## YOUR TASK
Identify the lines that include the word "normal", then copy all of them.

***

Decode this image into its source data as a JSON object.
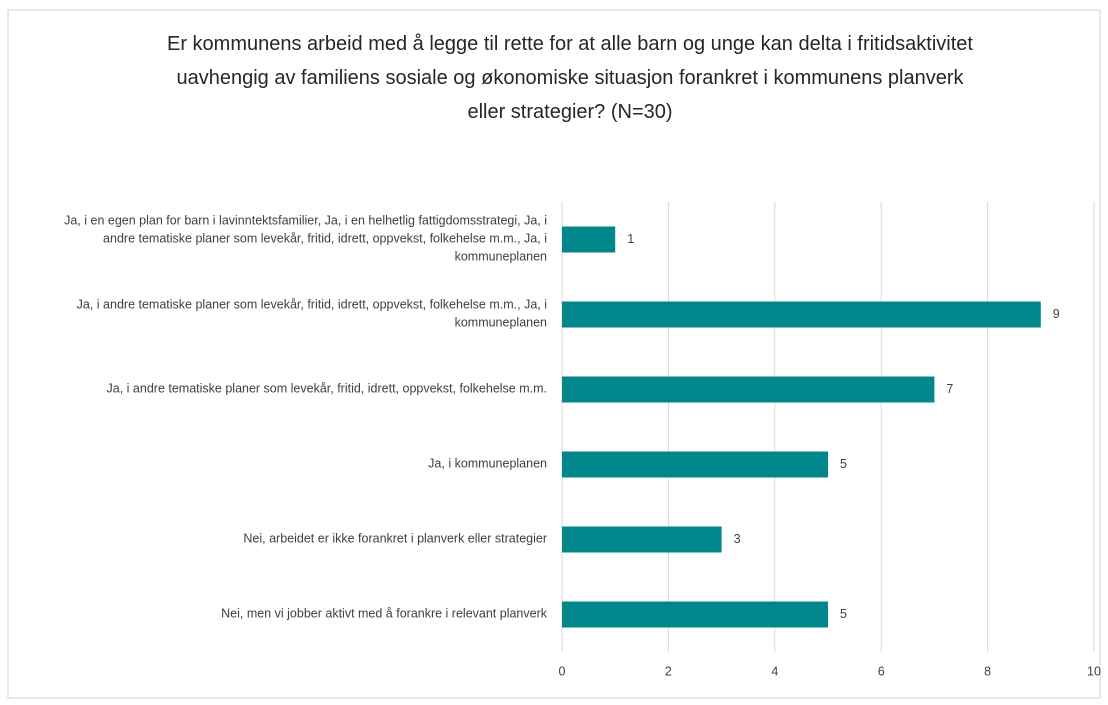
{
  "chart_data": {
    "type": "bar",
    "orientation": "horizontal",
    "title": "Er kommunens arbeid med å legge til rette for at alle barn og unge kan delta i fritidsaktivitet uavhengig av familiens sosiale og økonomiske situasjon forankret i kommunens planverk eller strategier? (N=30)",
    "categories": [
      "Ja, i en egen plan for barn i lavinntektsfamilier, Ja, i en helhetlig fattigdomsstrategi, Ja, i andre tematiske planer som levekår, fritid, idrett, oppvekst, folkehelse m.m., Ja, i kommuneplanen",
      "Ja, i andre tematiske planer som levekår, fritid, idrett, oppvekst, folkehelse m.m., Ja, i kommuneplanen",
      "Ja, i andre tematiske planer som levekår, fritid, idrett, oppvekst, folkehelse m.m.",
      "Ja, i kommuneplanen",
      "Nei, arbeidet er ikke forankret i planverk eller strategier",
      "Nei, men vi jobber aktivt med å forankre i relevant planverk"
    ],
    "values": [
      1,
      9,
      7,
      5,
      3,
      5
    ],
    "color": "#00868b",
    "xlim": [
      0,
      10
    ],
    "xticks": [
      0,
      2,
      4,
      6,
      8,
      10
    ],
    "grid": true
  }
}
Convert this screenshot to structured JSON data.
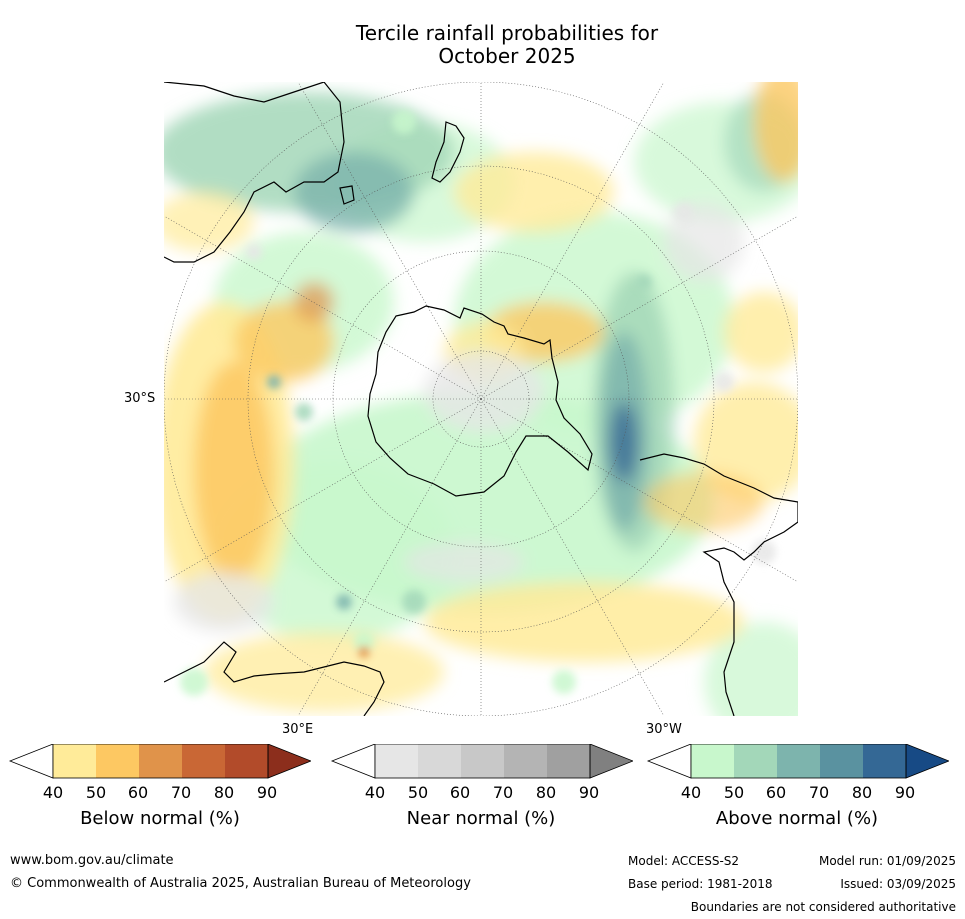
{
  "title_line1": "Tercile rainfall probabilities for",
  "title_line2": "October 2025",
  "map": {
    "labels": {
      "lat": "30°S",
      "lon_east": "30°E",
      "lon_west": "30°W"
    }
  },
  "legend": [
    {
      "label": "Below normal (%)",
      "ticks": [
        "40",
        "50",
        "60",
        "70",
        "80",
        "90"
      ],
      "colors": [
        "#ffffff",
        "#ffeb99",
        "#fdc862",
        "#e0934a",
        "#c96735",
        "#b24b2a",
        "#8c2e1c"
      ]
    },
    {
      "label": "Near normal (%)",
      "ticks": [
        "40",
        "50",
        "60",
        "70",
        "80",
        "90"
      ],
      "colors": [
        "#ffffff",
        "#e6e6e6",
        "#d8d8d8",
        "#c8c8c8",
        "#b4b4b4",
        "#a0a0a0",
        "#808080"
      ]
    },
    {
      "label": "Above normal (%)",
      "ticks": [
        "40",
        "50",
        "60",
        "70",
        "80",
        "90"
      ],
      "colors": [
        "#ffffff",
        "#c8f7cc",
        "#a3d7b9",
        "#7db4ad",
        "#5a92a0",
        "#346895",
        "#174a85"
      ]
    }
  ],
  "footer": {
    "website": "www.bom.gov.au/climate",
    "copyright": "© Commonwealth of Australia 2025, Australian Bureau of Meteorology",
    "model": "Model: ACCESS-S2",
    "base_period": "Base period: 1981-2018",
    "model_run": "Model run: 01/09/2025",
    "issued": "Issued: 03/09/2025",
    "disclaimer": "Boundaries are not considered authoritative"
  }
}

***

## FULL RESPONSE
      "label": "Below normal (%)",
      "label": "Near normal (%)",
      "label": "Above normal (%)",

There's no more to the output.